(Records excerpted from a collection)
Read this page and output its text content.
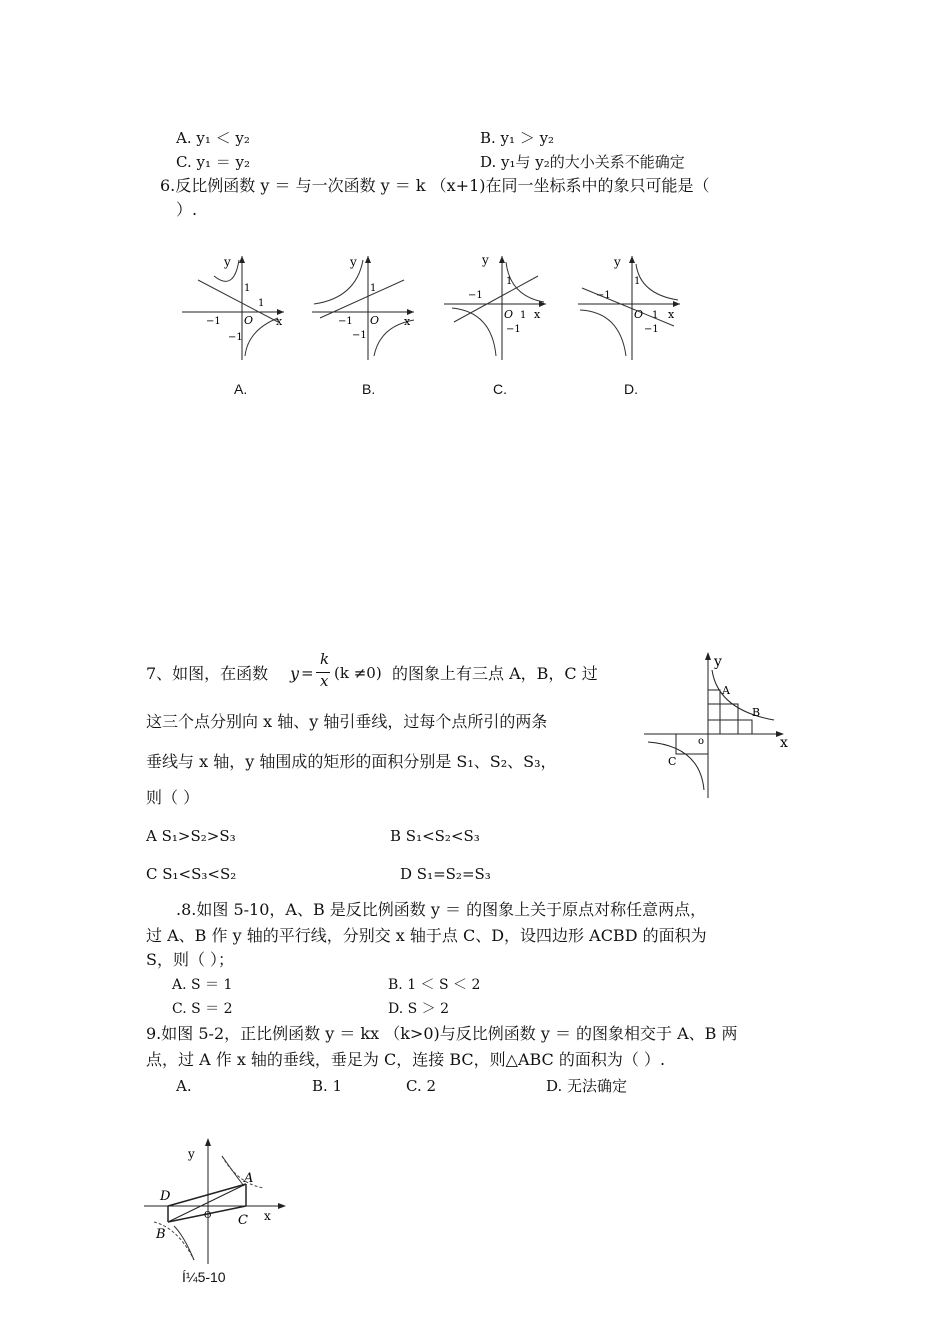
A. y₁ ＜ y₂	B. y₁ ＞ y₂
C. y₁ ＝ y₂	D. y₁与 y₂的大小关系不能确定
6.反比例函数 y ＝ 与一次函数 y ＝ k （x+1)在同一坐标系中的象只可能是（
）.
y
x
O
1
1
−1
−1
y
x
O
1
−1
−1
y
x
O 1
1
−1
−1
y
x
O 1
1
−1
−1
A.	B.	C.	D.
7、如图，在函数 y =
k
x (k ≠0) 的图象上有三点 A，B，C 过
这三个点分别向 x 轴、y 轴引垂线，过每个点所引的两条
垂线与 x 轴，y 轴围成的矩形的面积分别是 S₁、S₂、S₃，
则（ ）
A S₁>S₂>S₃	B S₁<S₂<S₃
C S₁<S₃<S₂	D S₁=S₂=S₃
y
x
o
A
B
C
.8.如图 5-10，A、B 是反比例函数 y ＝ 的图象上关于原点对称任意两点，
过 A、B 作 y 轴的平行线，分别交 x 轴于点 C、D，设四边形 ACBD 的面积为
S，则（ ）；
A. S ＝ 1	B. 1 ＜ S ＜ 2
C. S ＝ 2	D. S ＞ 2
9.如图 5-2，正比例函数 y ＝ kx （k>0)与反比例函数 y ＝ 的图象相交于 A、B 两
点，过 A 作 x 轴的垂线，垂足为 C，连接 BC，则△ABC 的面积为（ ）.
A.	B. 1	C. 2	D. 无法确定
y
x
A
B
C
D
O
Í¼5-10
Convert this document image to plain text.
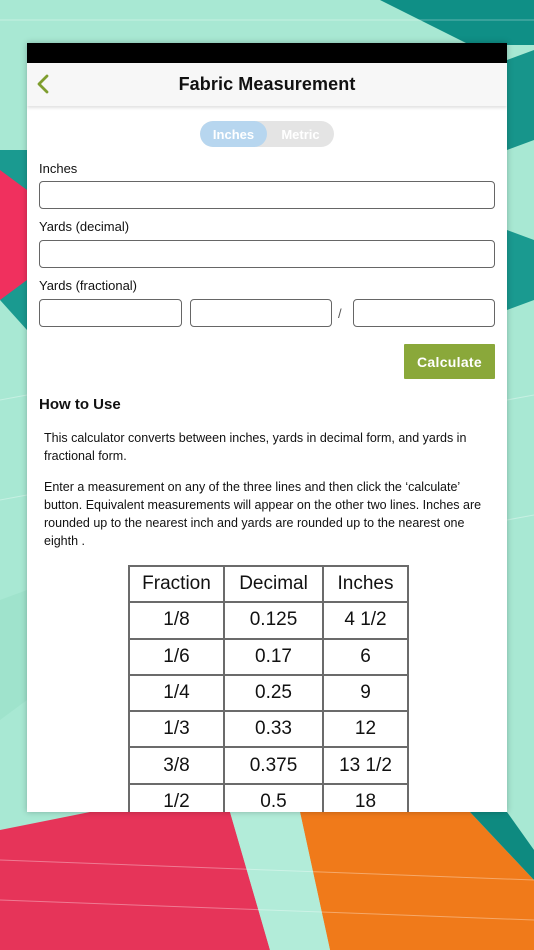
Fabric Measurement
Inches	Metric
Inches
Yards (decimal)
Yards (fractional)
/
Calculate
How to Use
This calculator converts between inches, yards in decimal form, and yards in fractional form.
Enter a measurement on any of the three lines and then click the ‘calculate’ button. Equivalent measurements will appear on the other two lines. Inches are rounded up to the nearest inch and yards are rounded up to the nearest one eighth .
Fraction	Decimal	Inches
1/8	0.125	4 1/2
1/6	0.17	6
1/4	0.25	9
1/3	0.33	12
3/8	0.375	13 1/2
1/2	0.5	18
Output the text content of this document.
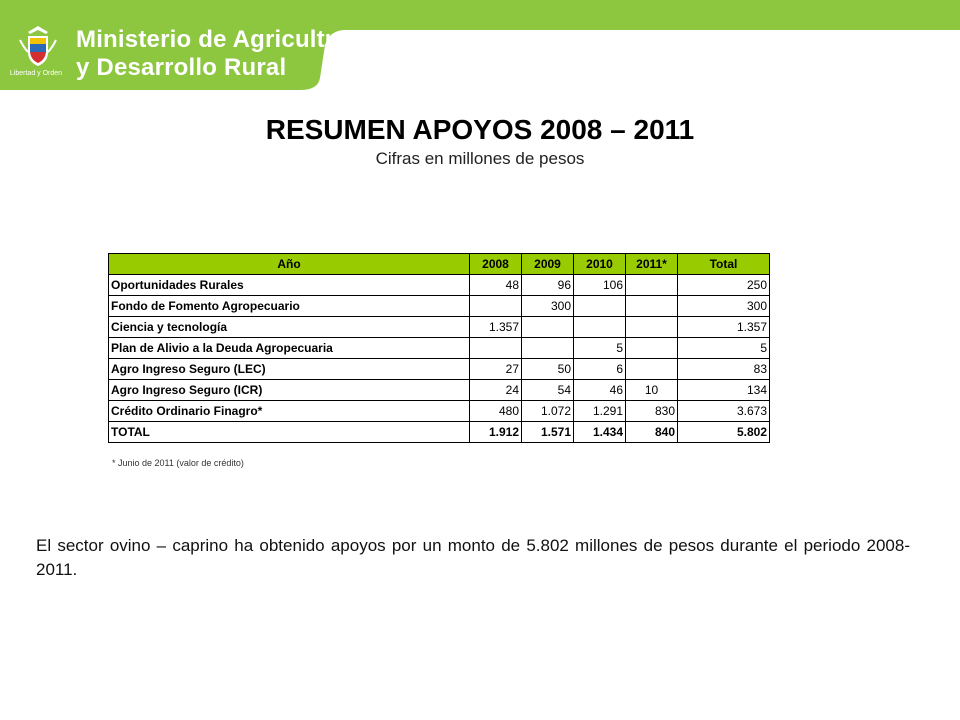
Libertad y Orden
Ministerio de Agricultura
y Desarrollo Rural
RESUMEN APOYOS 2008 – 2011
Cifras en millones de pesos
Año	2008	2009	2010	2011*	Total
Oportunidades Rurales	48	96	106		250
Fondo de Fomento Agropecuario		300			300
Ciencia y tecnología	1.357				1.357
Plan de Alivio a la Deuda Agropecuaria			5		5
Agro Ingreso Seguro (LEC)	27	50	6		83
Agro Ingreso Seguro (ICR)	24	54	46	10	134
Crédito Ordinario Finagro*	480	1.072	1.291	830	3.673
TOTAL	1.912	1.571	1.434	840	5.802
* Junio de 2011 (valor de crédito)
El sector ovino – caprino ha obtenido apoyos por un monto de 5.802 millones de pesos durante el periodo 2008-2011.
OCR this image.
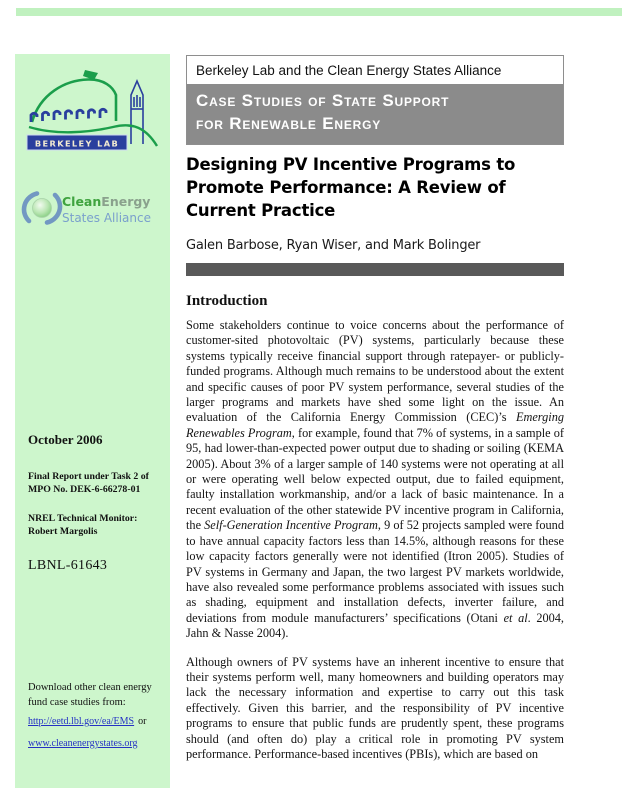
BERKELEY LAB
CleanEnergy
States Alliance
October 2006
Final Report under Task 2 of
MPO No. DEK-6-66278-01
NREL Technical Monitor:
Robert Margolis
LBNL-61643
Download other clean energy
fund case studies from:
http://eetd.lbl.gov/ea/EMS or
www.cleanenergystates.org
Berkeley Lab and the Clean Energy States Alliance
Case Studies of State Support
for Renewable Energy
Designing PV Incentive Programs to
Promote Performance: A Review of
Current Practice
Galen Barbose, Ryan Wiser, and Mark Bolinger
Introduction

Some stakeholders continue to voice concerns about the performance of customer-sited photovoltaic (PV) systems, particularly because these systems typically receive financial support through ratepayer- or publicly-funded programs. Although much remains to be understood about the extent and specific causes of poor PV system performance, several studies of the larger programs and markets have shed some light on the issue. An evaluation of the California Energy Commission (CEC)’s Emerging Renewables Program, for example, found that 7% of systems, in a sample of 95, had lower-than-expected power output due to shading or soiling (KEMA 2005). About 3% of a larger sample of 140 systems were not operating at all or were operating well below expected output, due to failed equipment, faulty installation workmanship, and/or a lack of basic maintenance. In a recent evaluation of the other statewide PV incentive program in California, the Self-Generation Incentive Program, 9 of 52 projects sampled were found to have annual capacity factors less than 14.5%, although reasons for these low capacity factors generally were not identified (Itron 2005). Studies of PV systems in Germany and Japan, the two largest PV markets worldwide, have also revealed some performance problems associated with issues such as shading, equipment and installation defects, inverter failure, and deviations from module manufacturers’ specifications (Otani et al. 2004, Jahn & Nasse 2004).

Although owners of PV systems have an inherent incentive to ensure that their systems perform well, many homeowners and building operators may lack the necessary information and expertise to carry out this task effectively. Given this barrier, and the responsibility of PV incentive programs to ensure that public funds are prudently spent, these programs should (and often do) play a critical role in promoting PV system performance. Performance-based incentives (PBIs), which are based on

— Exercise task —
Copy the data word for word. Pictures do not go in the copy.

— Correct response —
Read this page and output its text content.
A. y₁ ＜ y₂	B. y₁ ＞ y₂
C. y₁ ＝ y₂	D. y₁与 y₂的大小关系不能确定
6.反比例函数 y ＝ 与一次函数 y ＝ k （x+1)在同一坐标系中的象只可能是（
）.
y
x
O
1
1
−1
−1
y
x
O
1
−1
−1
y
x
O 1
1
−1
−1
y
x
O 1
1
−1
−1
A.	B.	C.	D.
7、如图，在函数 y =
k
x (k ≠0) 的图象上有三点 A，B，C 过
这三个点分别向 x 轴、y 轴引垂线，过每个点所引的两条
垂线与 x 轴，y 轴围成的矩形的面积分别是 S₁、S₂、S₃，
则（ ）
A S₁>S₂>S₃	B S₁<S₂<S₃
C S₁<S₃<S₂	D S₁=S₂=S₃
y
x
o
A
B
C
.8.如图 5-10，A、B 是反比例函数 y ＝ 的图象上关于原点对称任意两点，
过 A、B 作 y 轴的平行线，分别交 x 轴于点 C、D，设四边形 ACBD 的面积为
S，则（ ）；
A. S ＝ 1	B. 1 ＜ S ＜ 2
C. S ＝ 2	D. S ＞ 2
9.如图 5-2，正比例函数 y ＝ kx （k>0)与反比例函数 y ＝ 的图象相交于 A、B 两
点，过 A 作 x 轴的垂线，垂足为 C，连接 BC，则△ABC 的面积为（ ）.
A.	B. 1	C. 2	D. 无法确定
y
x
A
B
C
D
O
Í¼5-10
Convert this document image to plain text.
Fabric Measurement
Inches	Metric
Inches
Yards (decimal)
Yards (fractional)
/
Calculate
How to Use
This calculator converts between inches, yards in decimal form, and yards in fractional form.
Enter a measurement on any of the three lines and then click the ‘calculate’ button. Equivalent measurements will appear on the other two lines. Inches are rounded up to the nearest inch and yards are rounded up to the nearest one eighth .
Fraction	Decimal	Inches
1/8	0.125	4 1/2
1/6	0.17	6
1/4	0.25	9
1/3	0.33	12
3/8	0.375	13 1/2
1/2	0.5	18
Output the text content of this document.
Libertad y Orden
Ministerio de Agricultura
y Desarrollo Rural
RESUMEN APOYOS 2008 – 2011
Cifras en millones de pesos
Año	2008	2009	2010	2011*	Total
Oportunidades Rurales	48	96	106		250
Fondo de Fomento Agropecuario		300			300
Ciencia y tecnología	1.357				1.357
Plan de Alivio a la Deuda Agropecuaria			5		5
Agro Ingreso Seguro (LEC)	27	50	6		83
Agro Ingreso Seguro (ICR)	24	54	46	10	134
Crédito Ordinario Finagro*	480	1.072	1.291	830	3.673
TOTAL	1.912	1.571	1.434	840	5.802
* Junio de 2011 (valor de crédito)
El sector ovino – caprino ha obtenido apoyos por un monto de 5.802 millones de pesos durante el periodo 2008-2011.
OCR this image.
BERKELEY LAB
CleanEnergy
States Alliance
October 2006
Final Report under Task 2 of
MPO No. DEK-6-66278-01
NREL Technical Monitor:
Robert Margolis
LBNL-61643
Download other clean energy
fund case studies from:
http://eetd.lbl.gov/ea/EMS or
www.cleanenergystates.org
Berkeley Lab and the Clean Energy States Alliance
Case Studies of State Support
for Renewable Energy
Designing PV Incentive Programs to
Promote Performance: A Review of
Current Practice
Galen Barbose, Ryan Wiser, and Mark Bolinger
Introduction

Some stakeholders continue to voice concerns about the performance of customer-sited photovoltaic (PV) systems, particularly because these systems typically receive financial support through ratepayer- or publicly-funded programs. Although much remains to be understood about the extent and specific causes of poor PV system performance, several studies of the larger programs and markets have shed some light on the issue. An evaluation of the California Energy Commission (CEC)’s Emerging Renewables Program, for example, found that 7% of systems, in a sample of 95, had lower-than-expected power output due to shading or soiling (KEMA 2005). About 3% of a larger sample of 140 systems were not operating at all or were operating well below expected output, due to failed equipment, faulty installation workmanship, and/or a lack of basic maintenance. In a recent evaluation of the other statewide PV incentive program in California, the Self-Generation Incentive Program, 9 of 52 projects sampled were found to have annual capacity factors less than 14.5%, although reasons for these low capacity factors generally were not identified (Itron 2005). Studies of PV systems in Germany and Japan, the two largest PV markets worldwide, have also revealed some performance problems associated with issues such as shading, equipment and installation defects, inverter failure, and deviations from module manufacturers’ specifications (Otani et al. 2004, Jahn & Nasse 2004).

Although owners of PV systems have an inherent incentive to ensure that their systems perform well, many homeowners and building operators may lack the necessary information and expertise to carry out this task effectively. Given this barrier, and the responsibility of PV incentive programs to ensure that public funds are prudently spent, these programs should (and often do) play a critical role in promoting PV system performance. Performance-based incentives (PBIs), which are based on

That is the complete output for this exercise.